**THE PROBLEM**
Please transcribe the data below exactly. Leave the pictures out.

**STORED DATA**
::::

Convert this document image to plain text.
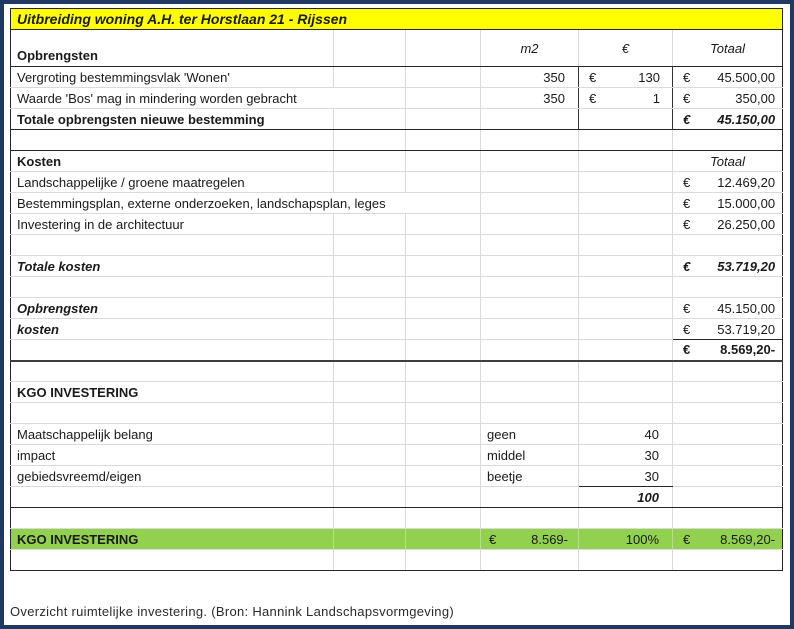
Uitbreiding woning A.H. ter Horstlaan 21 - Rijssen					
Opbrengsten			m2	€	Totaal
Vergroting bestemmingsvlak 'Wonen'			350	€ 130	€ 45.500,00

Waarde 'Bos' mag in mindering worden gebracht			350	€ 1	€ 350,00

Totale opbrengsten nieuwe bestemming					€ 45.150,00

Kosten					Totaal
Landschappelijke / groene maatregelen					€ 12.469,20

Bestemmingsplan, externe onderzoeken, landschapsplan, leges					€ 15.000,00

Investering in de architectuur					€ 26.250,00

Totale kosten					€ 53.719,20

Opbrengsten					€ 45.150,00

kosten					€ 53.719,20

					€ 8.569,20-

KGO INVESTERING					

Maatschappelijk belang			geen	40	
impact			middel	30	
gebiedsvreemd/eigen			beetje	30	
				100	

KGO INVESTERING			€ 8.569-	100%	€ 8.569,20-

Overzicht ruimtelijke investering. (Bron: Hannink Landschapsvormgeving)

::::

**RESULT OF THE TASK**
Convert this document image to plain text.
Uitbreiding woning A.H. ter Horstlaan 21 - Rijssen					
Opbrengsten			m2	€	Totaal
Vergroting bestemmingsvlak 'Wonen'			350	€ 130	€ 45.500,00

Waarde 'Bos' mag in mindering worden gebracht			350	€ 1	€ 350,00

Totale opbrengsten nieuwe bestemming					€ 45.150,00

Kosten					Totaal
Landschappelijke / groene maatregelen					€ 12.469,20

Bestemmingsplan, externe onderzoeken, landschapsplan, leges					€ 15.000,00

Investering in de architectuur					€ 26.250,00

Totale kosten					€ 53.719,20

Opbrengsten					€ 45.150,00

kosten					€ 53.719,20

					€ 8.569,20-

KGO INVESTERING					

Maatschappelijk belang			geen	40	
impact			middel	30	
gebiedsvreemd/eigen			beetje	30	
				100	

KGO INVESTERING			€ 8.569-	100%	€ 8.569,20-

Overzicht ruimtelijke investering. (Bron: Hannink Landschapsvormgeving)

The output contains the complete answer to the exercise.